# PROBLEM TO WORK ON:
Your copy of the material must match it exactly, except that pictures are dropped.

## start

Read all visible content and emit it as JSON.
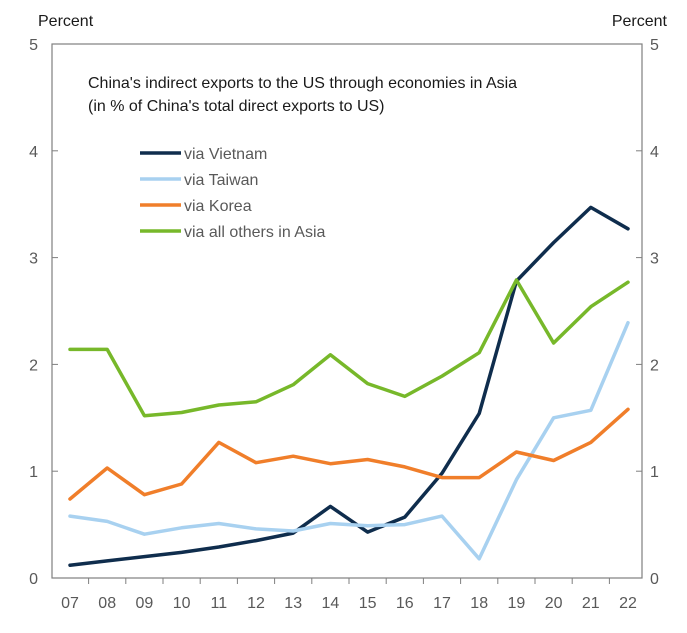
{
  "left_unit": "Percent",
  "right_unit": "Percent",
  "title_lines": [
    "China's indirect exports to the US through economies in Asia",
    "(in % of China's total direct exports to US)"
  ],
  "chart_data": {
    "type": "line",
    "title": "China's indirect exports to the US through economies in Asia (in % of China's total direct exports to US)",
    "ylabel": "Percent",
    "ylabel_right": "Percent",
    "ylim": [
      0,
      5
    ],
    "yticks": [
      "0",
      "1",
      "2",
      "3",
      "4",
      "5"
    ],
    "yticks_right": [
      "0",
      "1",
      "2",
      "3",
      "4",
      "5"
    ],
    "x": [
      "07",
      "08",
      "09",
      "10",
      "11",
      "12",
      "13",
      "14",
      "15",
      "16",
      "17",
      "18",
      "19",
      "20",
      "21",
      "22"
    ],
    "grid": false,
    "legend_position": "upper-left inside plot",
    "series": [
      {
        "name": "via Vietnam",
        "color": "#0f2d4d",
        "values": [
          0.12,
          0.16,
          0.2,
          0.24,
          0.29,
          0.35,
          0.42,
          0.67,
          0.43,
          0.57,
          0.98,
          1.54,
          2.78,
          3.14,
          3.47,
          3.27
        ]
      },
      {
        "name": "via Taiwan",
        "color": "#a8d1f0",
        "values": [
          0.58,
          0.53,
          0.41,
          0.47,
          0.51,
          0.46,
          0.44,
          0.51,
          0.49,
          0.5,
          0.58,
          0.18,
          0.92,
          1.5,
          1.57,
          2.39
        ]
      },
      {
        "name": "via Korea",
        "color": "#f07e2a",
        "values": [
          0.74,
          1.03,
          0.78,
          0.88,
          1.27,
          1.08,
          1.14,
          1.07,
          1.11,
          1.04,
          0.94,
          0.94,
          1.18,
          1.1,
          1.27,
          1.58
        ]
      },
      {
        "name": "via all others in Asia",
        "color": "#77b82a",
        "values": [
          2.14,
          2.14,
          1.52,
          1.55,
          1.62,
          1.65,
          1.81,
          2.09,
          1.82,
          1.7,
          1.89,
          2.11,
          2.79,
          2.2,
          2.54,
          2.77
        ]
      }
    ]
  }
}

## end

# TASK RESPONSE:
Read all visible content and emit it as JSON.
{
  "left_unit": "Percent",
  "right_unit": "Percent",
  "title_lines": [
    "China's indirect exports to the US through economies in Asia",
    "(in % of China's total direct exports to US)"
  ],
  "chart_data": {
    "type": "line",
    "title": "China's indirect exports to the US through economies in Asia (in % of China's total direct exports to US)",
    "ylabel": "Percent",
    "ylabel_right": "Percent",
    "ylim": [
      0,
      5
    ],
    "yticks": [
      "0",
      "1",
      "2",
      "3",
      "4",
      "5"
    ],
    "yticks_right": [
      "0",
      "1",
      "2",
      "3",
      "4",
      "5"
    ],
    "x": [
      "07",
      "08",
      "09",
      "10",
      "11",
      "12",
      "13",
      "14",
      "15",
      "16",
      "17",
      "18",
      "19",
      "20",
      "21",
      "22"
    ],
    "grid": false,
    "legend_position": "upper-left inside plot",
    "series": [
      {
        "name": "via Vietnam",
        "color": "#0f2d4d",
        "values": [
          0.12,
          0.16,
          0.2,
          0.24,
          0.29,
          0.35,
          0.42,
          0.67,
          0.43,
          0.57,
          0.98,
          1.54,
          2.78,
          3.14,
          3.47,
          3.27
        ]
      },
      {
        "name": "via Taiwan",
        "color": "#a8d1f0",
        "values": [
          0.58,
          0.53,
          0.41,
          0.47,
          0.51,
          0.46,
          0.44,
          0.51,
          0.49,
          0.5,
          0.58,
          0.18,
          0.92,
          1.5,
          1.57,
          2.39
        ]
      },
      {
        "name": "via Korea",
        "color": "#f07e2a",
        "values": [
          0.74,
          1.03,
          0.78,
          0.88,
          1.27,
          1.08,
          1.14,
          1.07,
          1.11,
          1.04,
          0.94,
          0.94,
          1.18,
          1.1,
          1.27,
          1.58
        ]
      },
      {
        "name": "via all others in Asia",
        "color": "#77b82a",
        "values": [
          2.14,
          2.14,
          1.52,
          1.55,
          1.62,
          1.65,
          1.81,
          2.09,
          1.82,
          1.7,
          1.89,
          2.11,
          2.79,
          2.2,
          2.54,
          2.77
        ]
      }
    ]
  }
}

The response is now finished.